┌──

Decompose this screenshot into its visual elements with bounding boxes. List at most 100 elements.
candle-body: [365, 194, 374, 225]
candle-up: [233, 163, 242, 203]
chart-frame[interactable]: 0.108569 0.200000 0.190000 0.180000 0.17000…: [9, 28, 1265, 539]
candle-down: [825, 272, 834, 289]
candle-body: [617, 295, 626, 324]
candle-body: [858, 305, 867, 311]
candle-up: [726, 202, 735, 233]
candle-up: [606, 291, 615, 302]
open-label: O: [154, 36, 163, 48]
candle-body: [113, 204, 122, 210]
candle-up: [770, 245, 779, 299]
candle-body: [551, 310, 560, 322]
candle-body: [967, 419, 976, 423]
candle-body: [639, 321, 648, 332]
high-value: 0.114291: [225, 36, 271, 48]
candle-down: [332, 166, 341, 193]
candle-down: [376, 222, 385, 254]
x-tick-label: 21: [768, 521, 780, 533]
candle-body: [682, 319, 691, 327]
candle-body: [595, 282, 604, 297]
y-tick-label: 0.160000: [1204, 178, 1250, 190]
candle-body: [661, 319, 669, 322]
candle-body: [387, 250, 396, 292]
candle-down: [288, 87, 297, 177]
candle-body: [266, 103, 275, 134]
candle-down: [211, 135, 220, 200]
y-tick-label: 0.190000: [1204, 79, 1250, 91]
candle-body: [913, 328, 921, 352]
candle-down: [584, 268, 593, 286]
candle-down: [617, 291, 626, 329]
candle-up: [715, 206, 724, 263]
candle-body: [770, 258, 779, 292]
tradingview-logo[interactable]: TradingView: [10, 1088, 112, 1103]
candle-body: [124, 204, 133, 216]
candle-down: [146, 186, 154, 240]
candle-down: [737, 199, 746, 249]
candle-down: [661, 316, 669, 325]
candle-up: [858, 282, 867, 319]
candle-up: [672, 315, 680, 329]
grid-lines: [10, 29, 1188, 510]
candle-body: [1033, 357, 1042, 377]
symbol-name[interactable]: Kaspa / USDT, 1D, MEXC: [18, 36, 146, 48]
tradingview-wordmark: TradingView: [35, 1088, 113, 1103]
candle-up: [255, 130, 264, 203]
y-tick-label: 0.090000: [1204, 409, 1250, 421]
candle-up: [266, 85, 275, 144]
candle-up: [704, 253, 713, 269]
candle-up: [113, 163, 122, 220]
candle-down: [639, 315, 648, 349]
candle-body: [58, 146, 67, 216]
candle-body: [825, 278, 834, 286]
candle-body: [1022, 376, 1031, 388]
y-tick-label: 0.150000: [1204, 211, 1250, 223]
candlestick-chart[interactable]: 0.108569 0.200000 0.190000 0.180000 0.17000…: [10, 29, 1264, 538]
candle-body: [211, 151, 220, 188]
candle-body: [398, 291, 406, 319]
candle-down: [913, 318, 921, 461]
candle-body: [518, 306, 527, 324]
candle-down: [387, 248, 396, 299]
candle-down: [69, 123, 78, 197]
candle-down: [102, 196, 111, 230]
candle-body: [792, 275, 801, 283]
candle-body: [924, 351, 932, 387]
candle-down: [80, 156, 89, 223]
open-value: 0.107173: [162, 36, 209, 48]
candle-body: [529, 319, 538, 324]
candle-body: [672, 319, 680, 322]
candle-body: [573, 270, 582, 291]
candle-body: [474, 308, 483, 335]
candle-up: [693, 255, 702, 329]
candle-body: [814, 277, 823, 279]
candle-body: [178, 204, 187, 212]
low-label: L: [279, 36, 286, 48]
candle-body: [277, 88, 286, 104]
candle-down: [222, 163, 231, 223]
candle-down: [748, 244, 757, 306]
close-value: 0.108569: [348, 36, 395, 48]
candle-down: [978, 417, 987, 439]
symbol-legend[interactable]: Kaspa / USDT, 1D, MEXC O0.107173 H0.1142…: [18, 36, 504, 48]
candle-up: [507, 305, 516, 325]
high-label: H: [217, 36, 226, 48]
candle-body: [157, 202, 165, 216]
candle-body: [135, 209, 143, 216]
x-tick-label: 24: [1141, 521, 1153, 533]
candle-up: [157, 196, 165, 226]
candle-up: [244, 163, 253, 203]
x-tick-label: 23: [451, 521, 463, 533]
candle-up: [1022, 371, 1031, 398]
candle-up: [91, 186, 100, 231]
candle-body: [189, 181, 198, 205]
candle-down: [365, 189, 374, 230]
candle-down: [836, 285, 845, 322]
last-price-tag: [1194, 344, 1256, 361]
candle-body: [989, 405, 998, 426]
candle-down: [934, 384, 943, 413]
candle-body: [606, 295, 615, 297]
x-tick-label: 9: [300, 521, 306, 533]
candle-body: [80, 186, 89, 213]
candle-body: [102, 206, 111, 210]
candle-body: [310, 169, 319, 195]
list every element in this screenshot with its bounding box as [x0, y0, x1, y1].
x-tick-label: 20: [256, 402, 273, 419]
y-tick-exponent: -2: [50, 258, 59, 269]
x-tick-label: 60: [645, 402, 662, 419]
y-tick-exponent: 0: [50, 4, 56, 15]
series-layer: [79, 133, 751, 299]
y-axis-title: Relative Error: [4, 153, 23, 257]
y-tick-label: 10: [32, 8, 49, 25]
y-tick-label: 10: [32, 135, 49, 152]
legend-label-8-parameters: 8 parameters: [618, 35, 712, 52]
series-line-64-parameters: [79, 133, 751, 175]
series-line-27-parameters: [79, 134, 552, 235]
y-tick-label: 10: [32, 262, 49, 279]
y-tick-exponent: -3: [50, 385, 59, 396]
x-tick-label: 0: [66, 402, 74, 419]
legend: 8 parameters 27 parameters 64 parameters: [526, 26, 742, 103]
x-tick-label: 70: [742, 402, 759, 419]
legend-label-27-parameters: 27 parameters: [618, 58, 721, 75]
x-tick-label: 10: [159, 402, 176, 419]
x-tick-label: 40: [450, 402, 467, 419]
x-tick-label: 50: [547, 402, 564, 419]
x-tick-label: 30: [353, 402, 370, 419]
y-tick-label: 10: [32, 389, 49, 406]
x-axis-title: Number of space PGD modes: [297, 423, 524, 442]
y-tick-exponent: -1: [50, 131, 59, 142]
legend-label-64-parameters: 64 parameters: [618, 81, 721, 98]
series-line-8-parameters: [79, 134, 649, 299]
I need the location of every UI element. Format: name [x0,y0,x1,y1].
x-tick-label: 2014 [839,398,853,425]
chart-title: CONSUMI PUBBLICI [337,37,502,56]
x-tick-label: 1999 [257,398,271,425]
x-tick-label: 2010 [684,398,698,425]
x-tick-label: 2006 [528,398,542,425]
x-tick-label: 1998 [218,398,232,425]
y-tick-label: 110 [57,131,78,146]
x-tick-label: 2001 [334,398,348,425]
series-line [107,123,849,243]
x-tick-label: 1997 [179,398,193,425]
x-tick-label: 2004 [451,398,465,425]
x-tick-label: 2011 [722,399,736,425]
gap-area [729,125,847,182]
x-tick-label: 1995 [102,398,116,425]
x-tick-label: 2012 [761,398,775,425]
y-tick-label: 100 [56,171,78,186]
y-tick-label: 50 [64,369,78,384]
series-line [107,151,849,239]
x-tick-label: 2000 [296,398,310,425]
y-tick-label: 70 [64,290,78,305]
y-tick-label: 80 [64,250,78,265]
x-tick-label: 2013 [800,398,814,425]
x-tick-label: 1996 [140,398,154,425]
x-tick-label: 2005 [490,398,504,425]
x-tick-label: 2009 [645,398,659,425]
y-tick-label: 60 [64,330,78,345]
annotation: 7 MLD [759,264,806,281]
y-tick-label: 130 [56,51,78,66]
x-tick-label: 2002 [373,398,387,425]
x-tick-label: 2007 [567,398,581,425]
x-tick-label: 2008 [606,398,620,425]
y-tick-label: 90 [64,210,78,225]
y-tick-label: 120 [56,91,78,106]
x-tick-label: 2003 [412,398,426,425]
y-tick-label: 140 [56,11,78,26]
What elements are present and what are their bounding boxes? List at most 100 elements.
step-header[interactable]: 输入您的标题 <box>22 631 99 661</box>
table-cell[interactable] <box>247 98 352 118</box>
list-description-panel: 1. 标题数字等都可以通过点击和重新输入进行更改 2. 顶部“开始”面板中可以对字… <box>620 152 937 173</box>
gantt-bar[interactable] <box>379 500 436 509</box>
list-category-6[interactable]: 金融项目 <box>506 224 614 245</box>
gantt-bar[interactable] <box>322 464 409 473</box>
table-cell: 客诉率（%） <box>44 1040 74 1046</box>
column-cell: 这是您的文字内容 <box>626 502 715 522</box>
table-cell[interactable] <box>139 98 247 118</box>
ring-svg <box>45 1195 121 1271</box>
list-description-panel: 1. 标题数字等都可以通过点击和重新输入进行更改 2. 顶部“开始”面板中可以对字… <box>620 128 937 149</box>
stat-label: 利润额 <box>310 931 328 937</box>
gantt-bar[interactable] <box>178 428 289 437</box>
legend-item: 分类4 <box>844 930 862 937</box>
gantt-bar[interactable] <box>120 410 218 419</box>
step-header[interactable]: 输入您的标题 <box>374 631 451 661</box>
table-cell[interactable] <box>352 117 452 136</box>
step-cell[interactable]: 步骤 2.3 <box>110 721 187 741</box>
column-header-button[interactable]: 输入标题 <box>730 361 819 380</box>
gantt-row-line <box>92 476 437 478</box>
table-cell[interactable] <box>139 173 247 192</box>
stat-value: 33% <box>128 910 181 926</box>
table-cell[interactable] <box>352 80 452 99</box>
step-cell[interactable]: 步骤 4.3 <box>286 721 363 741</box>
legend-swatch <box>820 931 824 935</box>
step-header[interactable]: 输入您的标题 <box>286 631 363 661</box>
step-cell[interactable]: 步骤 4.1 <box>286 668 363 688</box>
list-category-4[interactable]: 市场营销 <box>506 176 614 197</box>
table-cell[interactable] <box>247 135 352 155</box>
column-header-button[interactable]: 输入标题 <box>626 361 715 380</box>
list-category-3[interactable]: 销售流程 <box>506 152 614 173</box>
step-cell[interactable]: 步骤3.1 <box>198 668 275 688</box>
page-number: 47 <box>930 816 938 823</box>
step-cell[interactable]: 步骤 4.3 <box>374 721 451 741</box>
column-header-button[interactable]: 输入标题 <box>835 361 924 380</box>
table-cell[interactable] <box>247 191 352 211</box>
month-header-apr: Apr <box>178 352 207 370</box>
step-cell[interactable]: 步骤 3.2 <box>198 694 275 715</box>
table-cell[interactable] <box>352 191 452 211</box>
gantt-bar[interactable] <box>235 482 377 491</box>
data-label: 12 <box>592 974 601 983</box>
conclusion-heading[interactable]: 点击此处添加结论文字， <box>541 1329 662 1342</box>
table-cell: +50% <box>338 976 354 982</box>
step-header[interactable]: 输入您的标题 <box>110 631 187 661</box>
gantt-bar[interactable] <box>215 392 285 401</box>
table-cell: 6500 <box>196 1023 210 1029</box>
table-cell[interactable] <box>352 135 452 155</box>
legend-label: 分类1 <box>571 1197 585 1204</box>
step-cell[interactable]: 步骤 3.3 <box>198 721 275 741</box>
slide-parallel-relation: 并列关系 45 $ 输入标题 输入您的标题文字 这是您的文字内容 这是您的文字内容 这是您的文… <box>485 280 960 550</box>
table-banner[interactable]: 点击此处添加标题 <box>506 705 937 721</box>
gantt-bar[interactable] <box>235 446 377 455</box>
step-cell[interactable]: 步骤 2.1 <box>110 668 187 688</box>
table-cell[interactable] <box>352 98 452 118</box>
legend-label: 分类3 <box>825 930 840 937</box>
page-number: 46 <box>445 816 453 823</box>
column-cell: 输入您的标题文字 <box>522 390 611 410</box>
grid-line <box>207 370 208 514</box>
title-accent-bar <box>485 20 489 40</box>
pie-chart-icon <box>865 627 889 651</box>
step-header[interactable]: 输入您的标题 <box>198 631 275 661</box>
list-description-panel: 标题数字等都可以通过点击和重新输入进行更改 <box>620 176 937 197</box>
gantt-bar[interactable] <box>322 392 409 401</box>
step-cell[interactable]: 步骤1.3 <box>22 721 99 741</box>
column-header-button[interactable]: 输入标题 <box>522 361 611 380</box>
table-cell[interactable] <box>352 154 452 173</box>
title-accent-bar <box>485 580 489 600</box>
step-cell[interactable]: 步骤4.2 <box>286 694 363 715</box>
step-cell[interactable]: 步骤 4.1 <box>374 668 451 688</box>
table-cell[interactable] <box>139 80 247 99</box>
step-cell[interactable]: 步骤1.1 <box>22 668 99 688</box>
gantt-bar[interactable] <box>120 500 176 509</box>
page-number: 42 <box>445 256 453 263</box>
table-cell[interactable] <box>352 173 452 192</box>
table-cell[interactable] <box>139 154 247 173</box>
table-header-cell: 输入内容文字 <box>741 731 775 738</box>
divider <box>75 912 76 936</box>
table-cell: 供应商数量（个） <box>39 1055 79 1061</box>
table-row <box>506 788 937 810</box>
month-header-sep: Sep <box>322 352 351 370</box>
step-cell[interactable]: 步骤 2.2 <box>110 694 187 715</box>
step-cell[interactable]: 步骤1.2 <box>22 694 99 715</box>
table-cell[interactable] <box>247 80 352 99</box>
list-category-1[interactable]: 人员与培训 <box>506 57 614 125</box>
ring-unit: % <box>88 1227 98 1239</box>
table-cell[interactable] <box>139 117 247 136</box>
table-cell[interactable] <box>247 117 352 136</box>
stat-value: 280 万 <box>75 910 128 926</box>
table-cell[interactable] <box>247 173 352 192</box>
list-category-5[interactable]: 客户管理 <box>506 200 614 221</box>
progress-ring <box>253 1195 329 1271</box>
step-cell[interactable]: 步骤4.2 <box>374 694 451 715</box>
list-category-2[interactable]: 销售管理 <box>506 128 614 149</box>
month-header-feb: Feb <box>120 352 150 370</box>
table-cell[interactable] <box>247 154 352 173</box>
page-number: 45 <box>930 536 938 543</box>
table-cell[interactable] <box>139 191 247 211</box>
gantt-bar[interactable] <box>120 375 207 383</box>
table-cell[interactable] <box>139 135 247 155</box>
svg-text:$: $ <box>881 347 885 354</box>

└──

Convert the records from their first line through the line containing "symbol-name[interactable]: Kaspa /" into a JSON list of strings with one string per line, omitting blank lines.

[
  "Decompose this screenshot into its visual elements with bounding boxes. List at most 100 elements.",
  "candle-body: [365, 194, 374, 225]",
  "candle-up: [233, 163, 242, 203]",
  "chart-frame[interactable]: 0.108569 0.200000 0.190000 0.180000 0.17000…: [9, 28, 1265, 539]",
  "candle-down: [825, 272, 834, 289]",
  "candle-body: [617, 295, 626, 324]",
  "candle-body: [858, 305, 867, 311]",
  "candle-up: [726, 202, 735, 233]",
  "candle-up: [606, 291, 615, 302]",
  "open-label: O: [154, 36, 163, 48]",
  "candle-body: [113, 204, 122, 210]",
  "candle-up: [770, 245, 779, 299]",
  "candle-body: [551, 310, 560, 322]",
  "candle-body: [967, 419, 976, 423]",
  "candle-body: [639, 321, 648, 332]",
  "high-value: 0.114291: [225, 36, 271, 48]",
  "candle-down: [332, 166, 341, 193]",
  "candle-down: [376, 222, 385, 254]",
  "x-tick-label: 21: [768, 521, 780, 533]",
  "candle-body: [682, 319, 691, 327]",
  "candle-body: [595, 282, 604, 297]",
  "y-tick-label: 0.160000: [1204, 178, 1250, 190]",
  "candle-body: [661, 319, 669, 322]",
  "candle-body: [387, 250, 396, 292]",
  "candle-down: [288, 87, 297, 177]",
  "candle-body: [266, 103, 275, 134]",
  "candle-down: [211, 135, 220, 200]",
  "y-tick-label: 0.190000: [1204, 79, 1250, 91]",
  "candle-body: [913, 328, 921, 352]",
  "candle-down: [584, 268, 593, 286]",
  "candle-down: [617, 291, 626, 329]",
  "candle-up: [715, 206, 724, 263]",
  "candle-body: [770, 258, 779, 292]",
  "tradingview-logo[interactable]: TradingView: [10, 1088, 112, 1103]",
  "candle-body: [124, 204, 133, 216]",
  "candle-down: [146, 186, 154, 240]",
  "candle-down: [737, 199, 746, 249]",
  "candle-down: [661, 316, 669, 325]",
  "candle-up: [858, 282, 867, 319]",
  "candle-up: [672, 315, 680, 329]",
  "grid-lines: [10, 29, 1188, 510]",
  "candle-body: [1033, 357, 1042, 377]",
  "symbol-name[interactable]: Kaspa / USDT, 1D, MEXC: [18, 36, 146, 48]"
]